__TASK DETAILS__
Look through the data below and return each line where "entre" appears.

[Excerpt from a dataset]
+++
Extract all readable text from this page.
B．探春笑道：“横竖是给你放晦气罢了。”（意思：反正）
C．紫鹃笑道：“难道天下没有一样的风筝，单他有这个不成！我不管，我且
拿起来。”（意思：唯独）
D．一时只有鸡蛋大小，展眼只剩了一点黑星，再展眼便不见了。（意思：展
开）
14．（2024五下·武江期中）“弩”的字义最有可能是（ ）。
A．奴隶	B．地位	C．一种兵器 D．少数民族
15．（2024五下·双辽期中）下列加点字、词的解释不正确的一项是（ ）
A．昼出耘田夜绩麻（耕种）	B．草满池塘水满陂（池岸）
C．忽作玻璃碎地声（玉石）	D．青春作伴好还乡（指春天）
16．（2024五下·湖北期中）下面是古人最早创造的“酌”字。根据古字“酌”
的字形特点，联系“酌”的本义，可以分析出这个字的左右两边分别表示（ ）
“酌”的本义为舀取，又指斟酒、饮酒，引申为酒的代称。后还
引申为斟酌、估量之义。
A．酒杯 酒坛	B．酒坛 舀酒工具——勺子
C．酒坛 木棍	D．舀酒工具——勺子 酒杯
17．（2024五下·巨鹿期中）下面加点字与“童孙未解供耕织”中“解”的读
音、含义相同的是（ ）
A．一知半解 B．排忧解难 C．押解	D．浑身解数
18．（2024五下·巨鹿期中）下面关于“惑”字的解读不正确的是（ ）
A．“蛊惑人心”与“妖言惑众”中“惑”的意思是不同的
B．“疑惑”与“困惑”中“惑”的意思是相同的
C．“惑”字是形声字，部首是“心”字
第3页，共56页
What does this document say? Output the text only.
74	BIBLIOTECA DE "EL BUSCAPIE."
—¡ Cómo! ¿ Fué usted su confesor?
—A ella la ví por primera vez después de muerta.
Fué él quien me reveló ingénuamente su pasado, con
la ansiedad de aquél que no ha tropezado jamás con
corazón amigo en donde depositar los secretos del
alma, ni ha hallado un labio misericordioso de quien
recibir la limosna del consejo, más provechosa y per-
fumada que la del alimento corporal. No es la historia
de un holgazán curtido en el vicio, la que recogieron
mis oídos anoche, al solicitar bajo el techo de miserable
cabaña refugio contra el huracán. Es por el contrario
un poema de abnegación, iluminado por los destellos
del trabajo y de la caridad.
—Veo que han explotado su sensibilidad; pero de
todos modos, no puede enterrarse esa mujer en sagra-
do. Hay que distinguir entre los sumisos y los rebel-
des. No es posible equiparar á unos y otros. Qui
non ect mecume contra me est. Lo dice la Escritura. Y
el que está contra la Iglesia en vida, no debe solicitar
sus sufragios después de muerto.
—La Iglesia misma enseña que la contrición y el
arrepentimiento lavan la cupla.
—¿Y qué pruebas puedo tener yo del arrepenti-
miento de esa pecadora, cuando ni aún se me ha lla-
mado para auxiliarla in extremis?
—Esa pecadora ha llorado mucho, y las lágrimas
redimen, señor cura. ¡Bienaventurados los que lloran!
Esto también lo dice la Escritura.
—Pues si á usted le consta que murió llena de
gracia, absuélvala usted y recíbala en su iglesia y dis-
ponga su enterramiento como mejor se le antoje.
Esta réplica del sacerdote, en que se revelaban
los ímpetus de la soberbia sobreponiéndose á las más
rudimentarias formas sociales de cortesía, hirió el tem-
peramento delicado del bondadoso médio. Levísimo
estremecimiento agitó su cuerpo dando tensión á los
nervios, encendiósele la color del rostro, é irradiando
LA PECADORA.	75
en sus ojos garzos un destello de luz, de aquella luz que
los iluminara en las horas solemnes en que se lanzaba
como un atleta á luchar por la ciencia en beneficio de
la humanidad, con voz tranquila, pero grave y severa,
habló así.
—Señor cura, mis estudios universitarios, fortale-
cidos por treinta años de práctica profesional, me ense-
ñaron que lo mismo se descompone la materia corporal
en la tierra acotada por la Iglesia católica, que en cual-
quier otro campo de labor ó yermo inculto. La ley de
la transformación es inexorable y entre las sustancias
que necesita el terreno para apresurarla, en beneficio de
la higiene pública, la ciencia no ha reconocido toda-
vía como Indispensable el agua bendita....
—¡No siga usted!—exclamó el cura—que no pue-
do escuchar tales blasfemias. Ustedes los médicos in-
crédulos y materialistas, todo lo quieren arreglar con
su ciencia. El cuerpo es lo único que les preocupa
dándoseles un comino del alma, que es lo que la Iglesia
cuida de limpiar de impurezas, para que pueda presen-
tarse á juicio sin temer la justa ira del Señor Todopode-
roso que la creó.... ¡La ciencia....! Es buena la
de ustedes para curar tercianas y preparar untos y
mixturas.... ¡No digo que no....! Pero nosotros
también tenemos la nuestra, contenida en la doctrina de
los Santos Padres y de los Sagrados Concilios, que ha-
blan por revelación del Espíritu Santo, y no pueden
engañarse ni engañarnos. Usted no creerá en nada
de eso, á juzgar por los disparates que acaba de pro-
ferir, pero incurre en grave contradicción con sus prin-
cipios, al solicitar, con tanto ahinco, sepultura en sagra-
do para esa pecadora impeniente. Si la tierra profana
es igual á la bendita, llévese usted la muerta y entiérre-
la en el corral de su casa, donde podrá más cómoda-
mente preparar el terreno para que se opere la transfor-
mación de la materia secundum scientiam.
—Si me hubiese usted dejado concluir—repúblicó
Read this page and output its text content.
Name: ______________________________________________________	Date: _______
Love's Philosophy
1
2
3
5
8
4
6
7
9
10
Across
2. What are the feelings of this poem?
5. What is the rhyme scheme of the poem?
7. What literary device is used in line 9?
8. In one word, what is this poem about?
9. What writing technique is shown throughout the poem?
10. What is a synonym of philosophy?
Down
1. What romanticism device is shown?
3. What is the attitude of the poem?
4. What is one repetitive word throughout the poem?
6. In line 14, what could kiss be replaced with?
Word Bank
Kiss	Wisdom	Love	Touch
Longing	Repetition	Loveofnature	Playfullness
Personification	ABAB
+++
__TASK ANSWER__
do. Hay que distinguir entre los sumisos y los rebel-
la transformación es inexorable y entre las sustancias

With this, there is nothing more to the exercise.